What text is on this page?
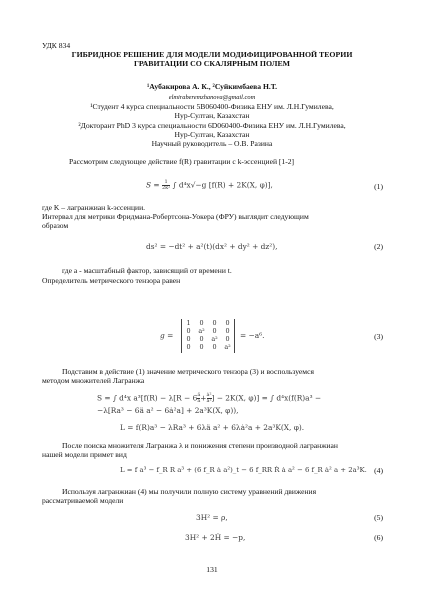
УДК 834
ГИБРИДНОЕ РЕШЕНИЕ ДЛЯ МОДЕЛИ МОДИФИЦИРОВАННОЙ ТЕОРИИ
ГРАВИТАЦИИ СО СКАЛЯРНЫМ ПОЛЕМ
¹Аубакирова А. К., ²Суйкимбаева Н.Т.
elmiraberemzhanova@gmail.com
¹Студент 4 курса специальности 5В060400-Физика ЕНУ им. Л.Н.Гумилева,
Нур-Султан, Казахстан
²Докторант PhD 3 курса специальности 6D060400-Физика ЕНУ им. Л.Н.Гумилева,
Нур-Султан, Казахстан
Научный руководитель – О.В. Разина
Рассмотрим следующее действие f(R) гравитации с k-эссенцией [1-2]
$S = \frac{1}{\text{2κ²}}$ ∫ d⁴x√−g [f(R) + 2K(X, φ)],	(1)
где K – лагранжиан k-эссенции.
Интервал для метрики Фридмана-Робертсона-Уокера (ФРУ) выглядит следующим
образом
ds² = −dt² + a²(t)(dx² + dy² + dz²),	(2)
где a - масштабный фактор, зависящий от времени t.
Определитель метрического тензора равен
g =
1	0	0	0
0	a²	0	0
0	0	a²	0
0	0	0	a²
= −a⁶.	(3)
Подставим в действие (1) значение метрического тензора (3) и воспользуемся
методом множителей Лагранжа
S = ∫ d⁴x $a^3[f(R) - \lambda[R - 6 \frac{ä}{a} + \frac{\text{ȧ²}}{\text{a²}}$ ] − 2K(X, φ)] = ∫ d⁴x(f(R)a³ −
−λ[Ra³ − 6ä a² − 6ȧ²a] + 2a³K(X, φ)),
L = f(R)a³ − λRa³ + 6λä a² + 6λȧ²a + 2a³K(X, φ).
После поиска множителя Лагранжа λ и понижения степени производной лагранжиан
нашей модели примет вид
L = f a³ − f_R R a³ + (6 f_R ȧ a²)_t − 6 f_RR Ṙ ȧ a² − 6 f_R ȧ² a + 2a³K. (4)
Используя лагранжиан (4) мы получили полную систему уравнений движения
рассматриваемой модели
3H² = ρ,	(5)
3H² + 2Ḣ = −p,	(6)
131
━━━━━━
Look through the material and copy each line that has "курса".

- Exercise result -
¹Студент 4 курса специальности 5В060400-Физика ЕНУ им. Л.Н.Гумилева,
²Докторант PhD 3 курса специальности 6D060400-Физика ЕНУ им. Л.Н.Гумилева,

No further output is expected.